| INSTRUCTION |
Scan the listing below and copy every line holding "charge".

| GIVEN DATA |

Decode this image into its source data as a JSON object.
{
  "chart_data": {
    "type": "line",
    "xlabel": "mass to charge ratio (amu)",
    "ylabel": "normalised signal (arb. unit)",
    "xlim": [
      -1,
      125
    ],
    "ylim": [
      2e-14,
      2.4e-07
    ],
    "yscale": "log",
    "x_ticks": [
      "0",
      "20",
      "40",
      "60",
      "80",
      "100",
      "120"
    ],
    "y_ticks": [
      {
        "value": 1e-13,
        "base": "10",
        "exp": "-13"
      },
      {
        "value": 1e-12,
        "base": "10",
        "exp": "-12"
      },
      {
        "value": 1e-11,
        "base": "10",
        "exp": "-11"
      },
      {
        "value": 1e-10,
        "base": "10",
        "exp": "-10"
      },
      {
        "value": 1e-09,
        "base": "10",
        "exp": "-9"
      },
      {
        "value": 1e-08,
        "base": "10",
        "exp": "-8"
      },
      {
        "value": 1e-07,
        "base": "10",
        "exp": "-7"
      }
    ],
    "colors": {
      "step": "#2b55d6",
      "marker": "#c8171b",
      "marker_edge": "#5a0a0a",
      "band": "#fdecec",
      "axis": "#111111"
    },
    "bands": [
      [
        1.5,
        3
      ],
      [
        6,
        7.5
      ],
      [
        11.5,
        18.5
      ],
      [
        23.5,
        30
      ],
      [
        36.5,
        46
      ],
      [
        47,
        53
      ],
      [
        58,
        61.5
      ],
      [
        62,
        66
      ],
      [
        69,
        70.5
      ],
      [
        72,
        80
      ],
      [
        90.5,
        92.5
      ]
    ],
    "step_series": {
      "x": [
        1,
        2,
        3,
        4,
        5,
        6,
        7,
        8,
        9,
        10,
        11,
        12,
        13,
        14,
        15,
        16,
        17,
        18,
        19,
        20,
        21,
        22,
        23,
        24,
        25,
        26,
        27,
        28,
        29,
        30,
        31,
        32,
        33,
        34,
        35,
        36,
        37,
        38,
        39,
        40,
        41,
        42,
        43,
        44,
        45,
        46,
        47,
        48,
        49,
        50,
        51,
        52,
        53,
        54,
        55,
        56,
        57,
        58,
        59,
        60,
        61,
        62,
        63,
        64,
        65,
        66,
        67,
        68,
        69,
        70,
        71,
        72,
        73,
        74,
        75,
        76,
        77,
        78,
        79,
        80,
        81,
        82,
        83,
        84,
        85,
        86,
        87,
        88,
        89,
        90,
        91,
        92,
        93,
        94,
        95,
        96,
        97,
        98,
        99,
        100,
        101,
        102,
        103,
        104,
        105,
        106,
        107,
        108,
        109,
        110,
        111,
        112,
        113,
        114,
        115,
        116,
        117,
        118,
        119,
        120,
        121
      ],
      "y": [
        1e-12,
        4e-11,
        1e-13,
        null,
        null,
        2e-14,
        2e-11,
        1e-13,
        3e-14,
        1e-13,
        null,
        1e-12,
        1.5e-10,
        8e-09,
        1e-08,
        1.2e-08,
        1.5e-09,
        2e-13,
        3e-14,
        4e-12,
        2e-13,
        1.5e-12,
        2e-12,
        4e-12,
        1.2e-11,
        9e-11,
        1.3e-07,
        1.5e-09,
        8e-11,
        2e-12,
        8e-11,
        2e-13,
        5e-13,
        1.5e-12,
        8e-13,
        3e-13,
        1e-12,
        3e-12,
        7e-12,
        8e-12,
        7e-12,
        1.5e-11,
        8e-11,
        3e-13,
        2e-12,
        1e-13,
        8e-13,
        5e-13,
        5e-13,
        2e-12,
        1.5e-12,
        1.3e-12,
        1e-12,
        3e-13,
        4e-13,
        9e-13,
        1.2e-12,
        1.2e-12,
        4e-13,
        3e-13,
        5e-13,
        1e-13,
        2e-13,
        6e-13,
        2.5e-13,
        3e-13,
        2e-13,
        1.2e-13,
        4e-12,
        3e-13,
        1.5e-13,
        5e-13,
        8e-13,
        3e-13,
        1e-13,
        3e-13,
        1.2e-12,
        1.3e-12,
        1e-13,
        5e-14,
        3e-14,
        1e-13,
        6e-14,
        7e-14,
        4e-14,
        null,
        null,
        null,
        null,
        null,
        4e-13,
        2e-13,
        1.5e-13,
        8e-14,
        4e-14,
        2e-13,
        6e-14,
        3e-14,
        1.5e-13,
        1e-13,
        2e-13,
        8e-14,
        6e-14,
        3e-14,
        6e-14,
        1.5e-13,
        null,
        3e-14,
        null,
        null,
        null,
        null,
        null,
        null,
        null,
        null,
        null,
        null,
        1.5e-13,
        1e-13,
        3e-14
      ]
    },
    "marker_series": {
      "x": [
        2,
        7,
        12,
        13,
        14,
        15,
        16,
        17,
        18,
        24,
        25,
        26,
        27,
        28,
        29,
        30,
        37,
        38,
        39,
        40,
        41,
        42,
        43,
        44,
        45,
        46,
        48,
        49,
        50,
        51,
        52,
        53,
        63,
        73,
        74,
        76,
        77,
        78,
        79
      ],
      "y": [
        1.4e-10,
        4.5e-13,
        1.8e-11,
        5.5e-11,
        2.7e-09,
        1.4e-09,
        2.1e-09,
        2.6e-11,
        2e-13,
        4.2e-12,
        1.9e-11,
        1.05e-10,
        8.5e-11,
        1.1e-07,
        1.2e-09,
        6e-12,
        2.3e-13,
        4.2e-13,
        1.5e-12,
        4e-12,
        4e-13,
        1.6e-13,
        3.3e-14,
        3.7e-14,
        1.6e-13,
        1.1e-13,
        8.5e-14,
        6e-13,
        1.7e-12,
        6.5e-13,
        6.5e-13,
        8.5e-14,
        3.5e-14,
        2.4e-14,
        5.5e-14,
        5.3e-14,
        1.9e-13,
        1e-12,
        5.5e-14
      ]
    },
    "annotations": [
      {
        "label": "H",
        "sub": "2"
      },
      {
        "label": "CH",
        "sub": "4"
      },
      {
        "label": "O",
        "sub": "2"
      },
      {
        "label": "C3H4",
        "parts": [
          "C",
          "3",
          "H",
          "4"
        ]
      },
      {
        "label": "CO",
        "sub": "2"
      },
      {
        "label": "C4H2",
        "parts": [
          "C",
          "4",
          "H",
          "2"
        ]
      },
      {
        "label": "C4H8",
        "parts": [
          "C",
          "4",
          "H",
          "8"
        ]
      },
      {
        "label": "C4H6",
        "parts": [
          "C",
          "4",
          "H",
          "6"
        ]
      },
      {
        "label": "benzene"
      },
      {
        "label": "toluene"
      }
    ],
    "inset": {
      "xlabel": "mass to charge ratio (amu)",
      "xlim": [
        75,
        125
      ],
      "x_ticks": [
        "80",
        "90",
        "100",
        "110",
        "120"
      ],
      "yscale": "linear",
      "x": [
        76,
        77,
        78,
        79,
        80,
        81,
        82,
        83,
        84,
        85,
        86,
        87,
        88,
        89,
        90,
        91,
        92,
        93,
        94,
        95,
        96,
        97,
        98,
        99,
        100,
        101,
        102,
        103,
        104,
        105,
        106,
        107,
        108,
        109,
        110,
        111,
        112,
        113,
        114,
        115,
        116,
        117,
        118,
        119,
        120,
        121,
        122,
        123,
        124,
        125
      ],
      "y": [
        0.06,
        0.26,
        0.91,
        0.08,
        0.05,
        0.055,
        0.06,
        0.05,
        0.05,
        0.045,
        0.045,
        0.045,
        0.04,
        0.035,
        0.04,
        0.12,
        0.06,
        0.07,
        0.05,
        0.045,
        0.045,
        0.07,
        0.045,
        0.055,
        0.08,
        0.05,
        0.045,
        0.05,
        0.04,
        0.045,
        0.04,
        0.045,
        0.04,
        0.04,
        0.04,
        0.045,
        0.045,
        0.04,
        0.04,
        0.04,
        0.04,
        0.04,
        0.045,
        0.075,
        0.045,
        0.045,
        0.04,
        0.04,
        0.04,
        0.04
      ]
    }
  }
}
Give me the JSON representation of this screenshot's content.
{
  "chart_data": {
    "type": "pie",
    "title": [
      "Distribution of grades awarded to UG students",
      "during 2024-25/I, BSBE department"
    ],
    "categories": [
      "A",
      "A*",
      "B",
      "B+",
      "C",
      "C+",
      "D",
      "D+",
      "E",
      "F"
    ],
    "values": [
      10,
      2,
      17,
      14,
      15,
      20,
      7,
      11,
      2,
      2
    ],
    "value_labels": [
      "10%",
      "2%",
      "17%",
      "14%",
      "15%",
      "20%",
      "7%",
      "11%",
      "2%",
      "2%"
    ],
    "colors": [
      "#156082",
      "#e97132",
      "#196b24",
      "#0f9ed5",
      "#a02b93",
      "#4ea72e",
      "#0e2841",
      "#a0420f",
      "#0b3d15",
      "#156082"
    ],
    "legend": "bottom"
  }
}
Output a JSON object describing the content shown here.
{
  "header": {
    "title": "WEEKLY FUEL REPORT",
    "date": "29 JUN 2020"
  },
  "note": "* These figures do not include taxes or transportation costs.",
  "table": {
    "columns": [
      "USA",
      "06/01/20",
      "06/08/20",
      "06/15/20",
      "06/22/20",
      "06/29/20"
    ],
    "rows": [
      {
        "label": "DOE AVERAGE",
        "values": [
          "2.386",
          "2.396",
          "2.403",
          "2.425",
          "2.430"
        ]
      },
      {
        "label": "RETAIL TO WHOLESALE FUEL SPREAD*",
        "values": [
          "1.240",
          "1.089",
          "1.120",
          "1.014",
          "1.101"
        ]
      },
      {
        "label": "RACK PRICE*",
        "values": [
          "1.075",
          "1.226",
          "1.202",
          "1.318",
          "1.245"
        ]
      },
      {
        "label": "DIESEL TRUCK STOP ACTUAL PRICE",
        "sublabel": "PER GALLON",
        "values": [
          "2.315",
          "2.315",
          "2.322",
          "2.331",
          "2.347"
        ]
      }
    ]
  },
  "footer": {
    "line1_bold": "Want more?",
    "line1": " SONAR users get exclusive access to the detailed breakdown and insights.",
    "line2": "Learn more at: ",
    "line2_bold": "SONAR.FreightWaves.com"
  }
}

| WRITTEN REPLY |
    "xlabel": "mass to charge ratio (amu)",
      "xlabel": "mass to charge ratio (amu)",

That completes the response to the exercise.